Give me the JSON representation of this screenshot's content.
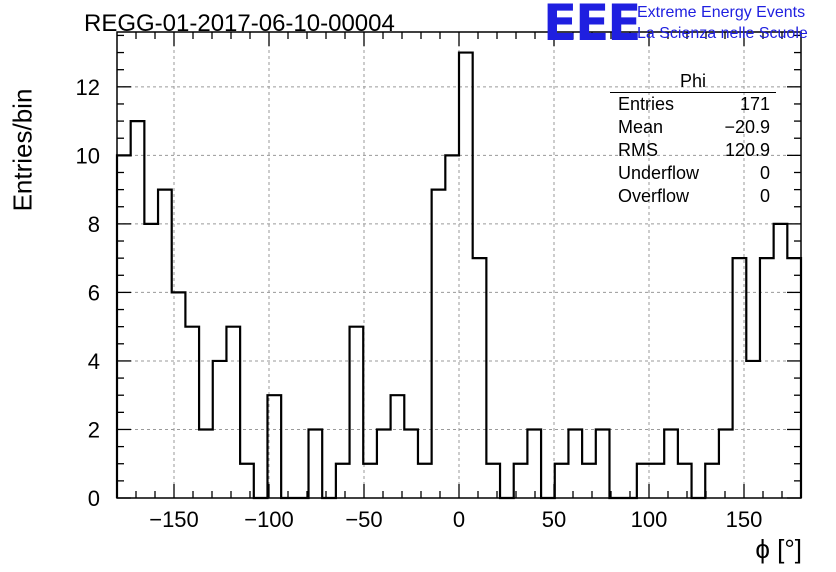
{
  "chart_data": {
    "type": "bar",
    "title": "REGG-01-2017-06-10-00004",
    "xlabel": "ϕ [°]",
    "ylabel": "Entries/bin",
    "xlim": [
      -180,
      180
    ],
    "ylim": [
      0,
      13.6
    ],
    "bin_width": 7.2,
    "x_ticks": [
      -150,
      -100,
      -50,
      0,
      50,
      100,
      150
    ],
    "y_ticks": [
      0,
      2,
      4,
      6,
      8,
      10,
      12
    ],
    "grid": true,
    "values": [
      10,
      11,
      8,
      9,
      6,
      5,
      2,
      4,
      5,
      1,
      0,
      3,
      0,
      0,
      2,
      0,
      1,
      5,
      1,
      2,
      3,
      2,
      1,
      9,
      10,
      13,
      7,
      1,
      0,
      1,
      2,
      0,
      1,
      2,
      1,
      2,
      0,
      0,
      1,
      1,
      2,
      1,
      0,
      1,
      2,
      7,
      4,
      7,
      8,
      7
    ],
    "line_color": "#000000"
  },
  "stats_box": {
    "title": "Phi",
    "rows": [
      {
        "label": "Entries",
        "value": "171"
      },
      {
        "label": "Mean",
        "value": "−20.9"
      },
      {
        "label": "RMS",
        "value": "120.9"
      },
      {
        "label": "Underflow",
        "value": "0"
      },
      {
        "label": "Overflow",
        "value": "0"
      }
    ]
  },
  "logo": {
    "letters": "EEE",
    "line1": "Extreme Energy Events",
    "line2": "La Scienza nelle Scuole",
    "color": "#1f1fe0"
  }
}
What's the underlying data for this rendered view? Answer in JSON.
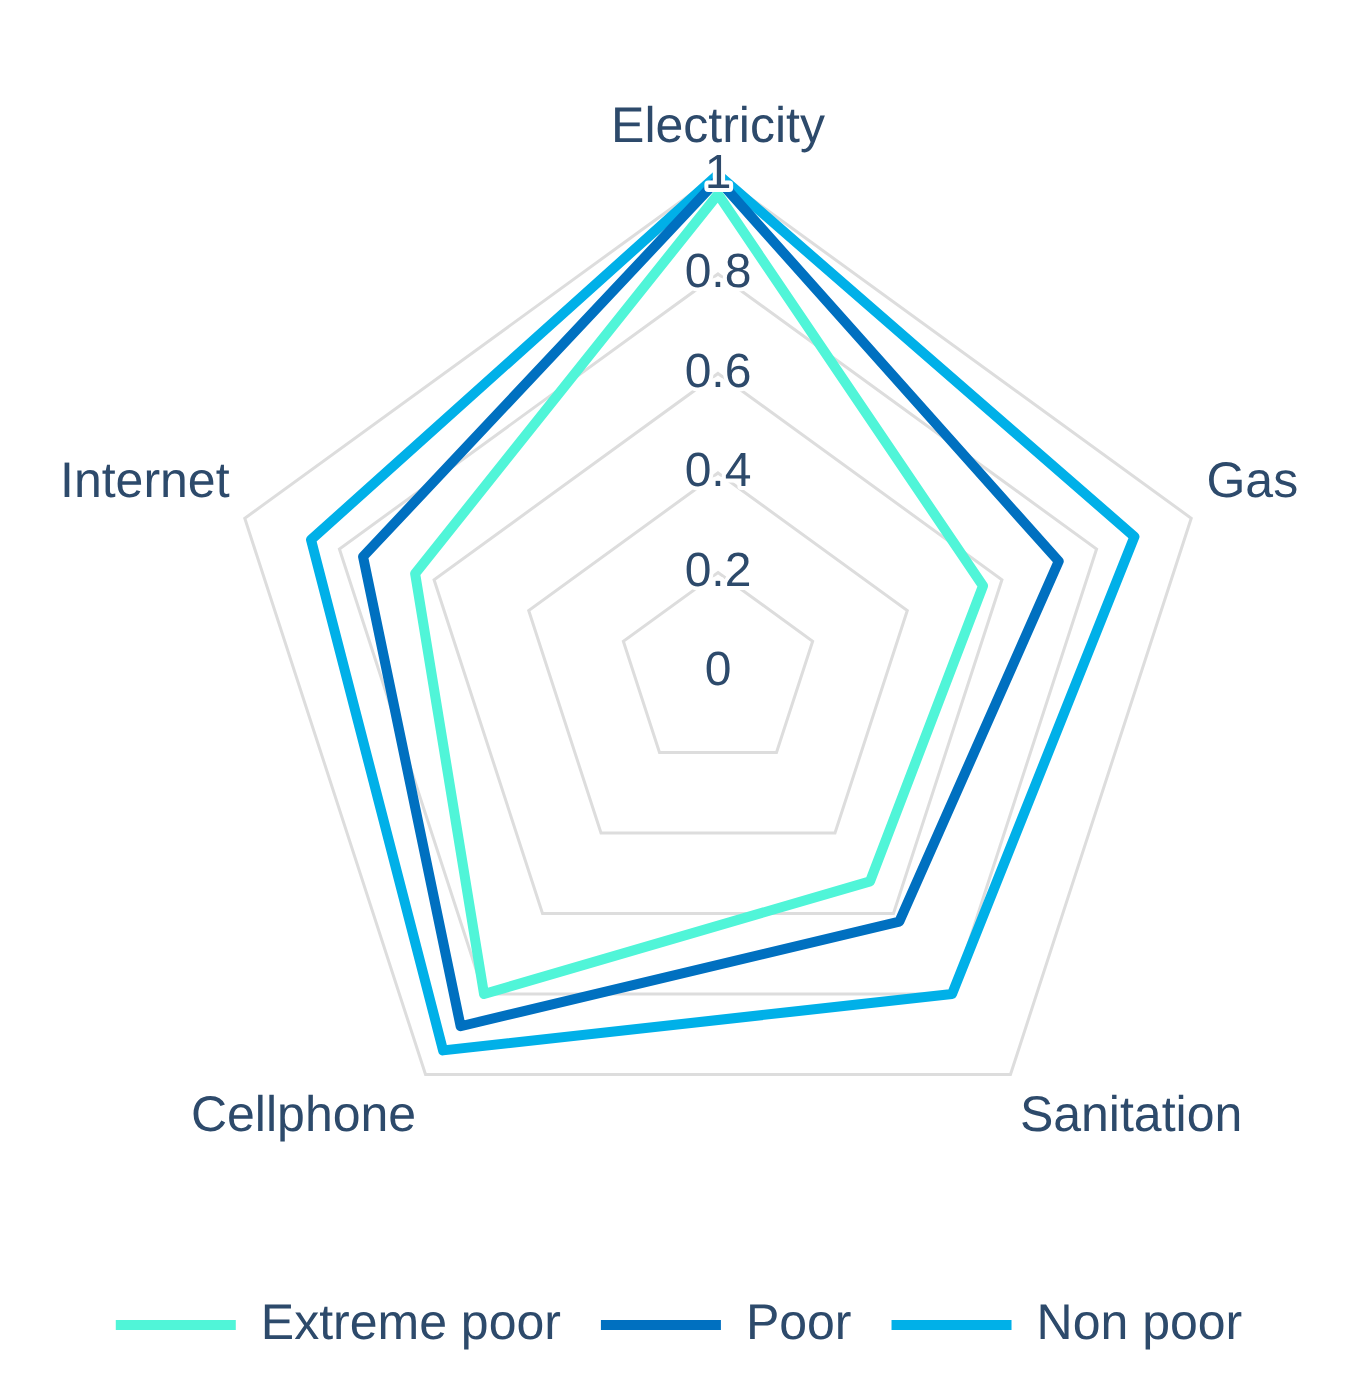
{
  "chart_data": {
    "type": "radar",
    "categories": [
      "Electricity",
      "Gas",
      "Sanitation",
      "Cellphone",
      "Internet"
    ],
    "series": [
      {
        "name": "Extreme poor",
        "color": "#50f5d8",
        "values": [
          0.96,
          0.56,
          0.52,
          0.8,
          0.64
        ]
      },
      {
        "name": "Poor",
        "color": "#0070c0",
        "values": [
          0.99,
          0.72,
          0.62,
          0.88,
          0.75
        ]
      },
      {
        "name": "Non poor",
        "color": "#00b0e8",
        "values": [
          1,
          0.88,
          0.8,
          0.94,
          0.86
        ]
      }
    ],
    "ylim": [
      0,
      1
    ],
    "yticks": [
      0,
      0.2,
      0.4,
      0.6,
      0.8,
      1
    ],
    "grid": true,
    "legend": "bottom",
    "marker": "none",
    "line_style": "solid"
  }
}
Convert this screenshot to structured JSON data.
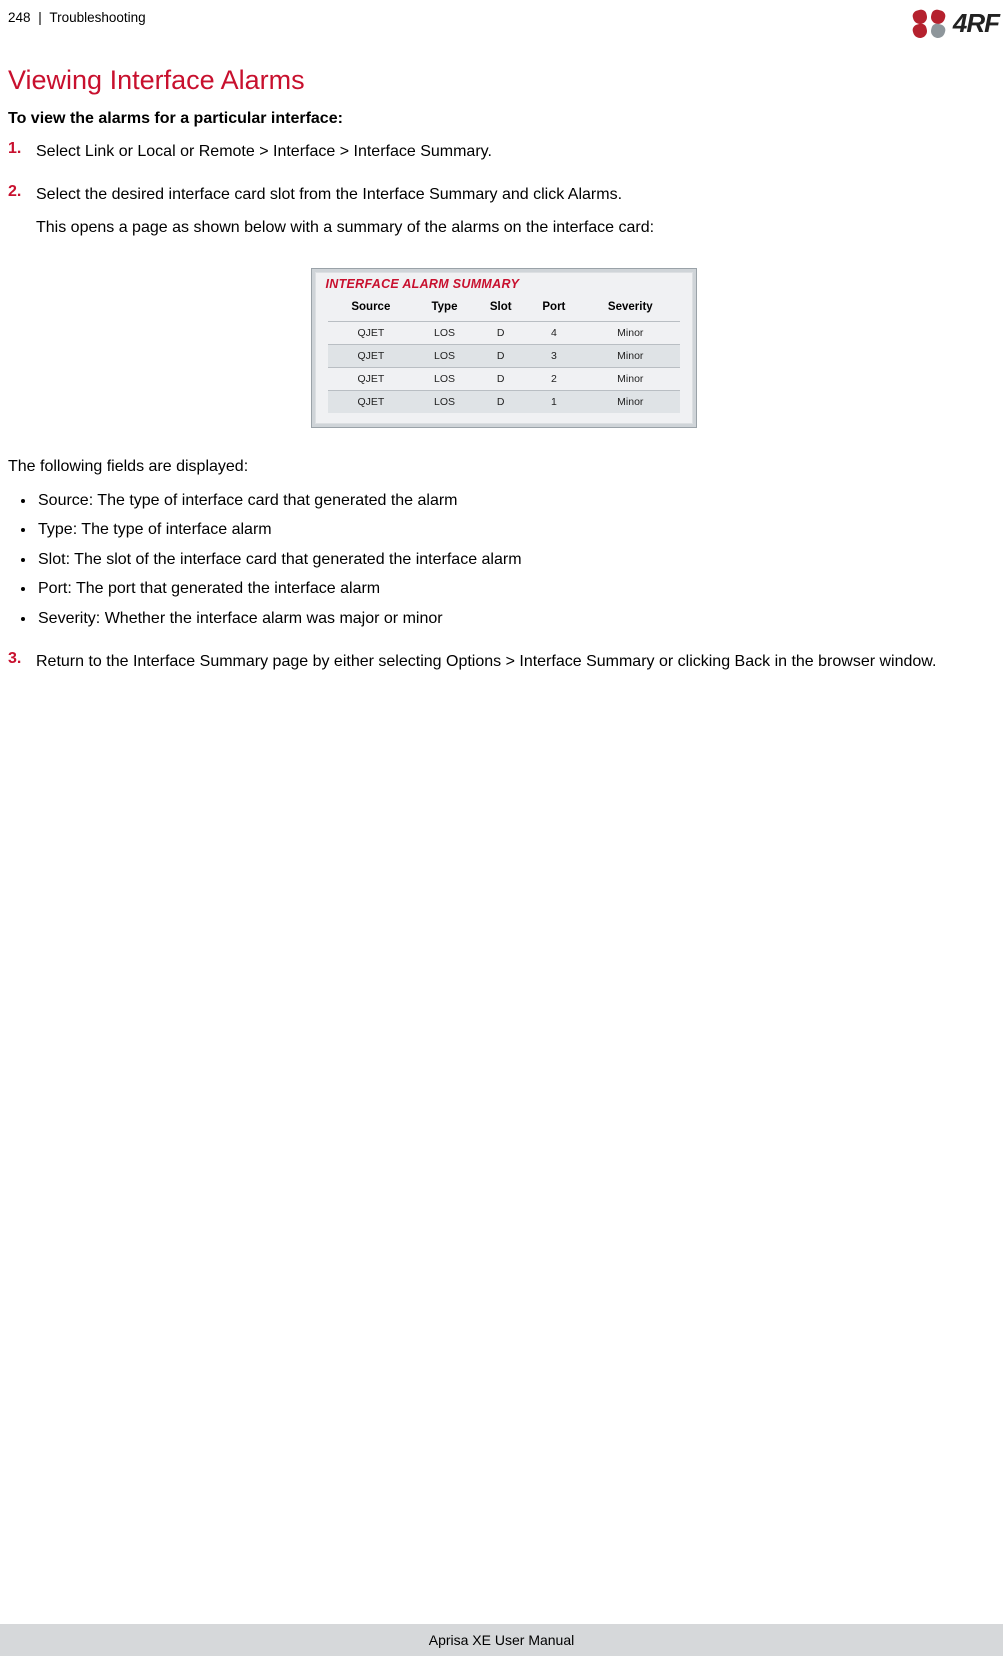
{
  "colors": {
    "accent": "#c8102e",
    "step_num": "#c8102e",
    "text": "#000000",
    "logo_red": "#b5212e",
    "logo_grey": "#8e969b",
    "card_bg": "#cfd4d8",
    "card_inner_bg": "#f0f1f3",
    "card_border": "#9aa2a8",
    "row_alt": "#dfe3e6",
    "row_border": "#b9bec3",
    "footer_bg": "#d6d8da"
  },
  "header": {
    "page_num": "248",
    "separator": "|",
    "section": "Troubleshooting",
    "logo_text": "4RF"
  },
  "title": "Viewing Interface Alarms",
  "subhead": "To view the alarms for a particular interface:",
  "steps": {
    "s1": {
      "num": "1.",
      "text": "Select Link or Local or Remote > Interface > Interface Summary."
    },
    "s2": {
      "num": "2.",
      "text": "Select the desired interface card slot from the Interface Summary and click Alarms.",
      "text2": "This opens a page as shown below with a summary of the alarms on the interface card:"
    },
    "s3": {
      "num": "3.",
      "text": "Return to the Interface Summary page by either selecting Options > Interface Summary or clicking Back in the browser window."
    }
  },
  "alarm_card": {
    "title": "INTERFACE ALARM SUMMARY",
    "columns": [
      "Source",
      "Type",
      "Slot",
      "Port",
      "Severity"
    ],
    "rows": [
      [
        "QJET",
        "LOS",
        "D",
        "4",
        "Minor"
      ],
      [
        "QJET",
        "LOS",
        "D",
        "3",
        "Minor"
      ],
      [
        "QJET",
        "LOS",
        "D",
        "2",
        "Minor"
      ],
      [
        "QJET",
        "LOS",
        "D",
        "1",
        "Minor"
      ]
    ]
  },
  "fields_intro": "The following fields are displayed:",
  "fields": [
    "Source: The type of interface card that generated the alarm",
    "Type: The type of interface alarm",
    "Slot: The slot of the interface card that generated the interface alarm",
    "Port: The port that generated the interface alarm",
    "Severity: Whether the interface alarm was major or minor"
  ],
  "footer": "Aprisa XE User Manual"
}
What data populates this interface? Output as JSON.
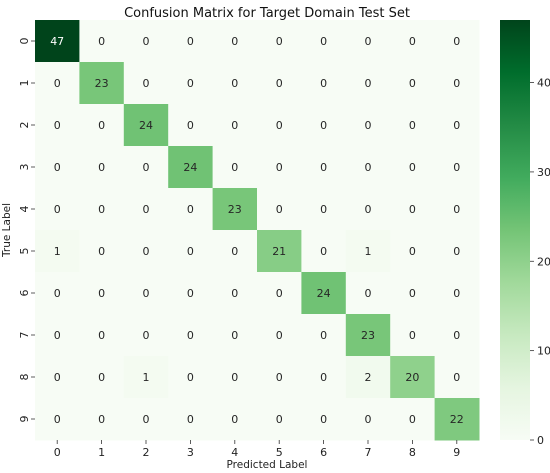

= Task to carry out =
From the listing, copy each line containing the word "Extreme".

= Solution to this problem =
    "line1": "Extreme Energy Events",
        "name": "Extreme poor",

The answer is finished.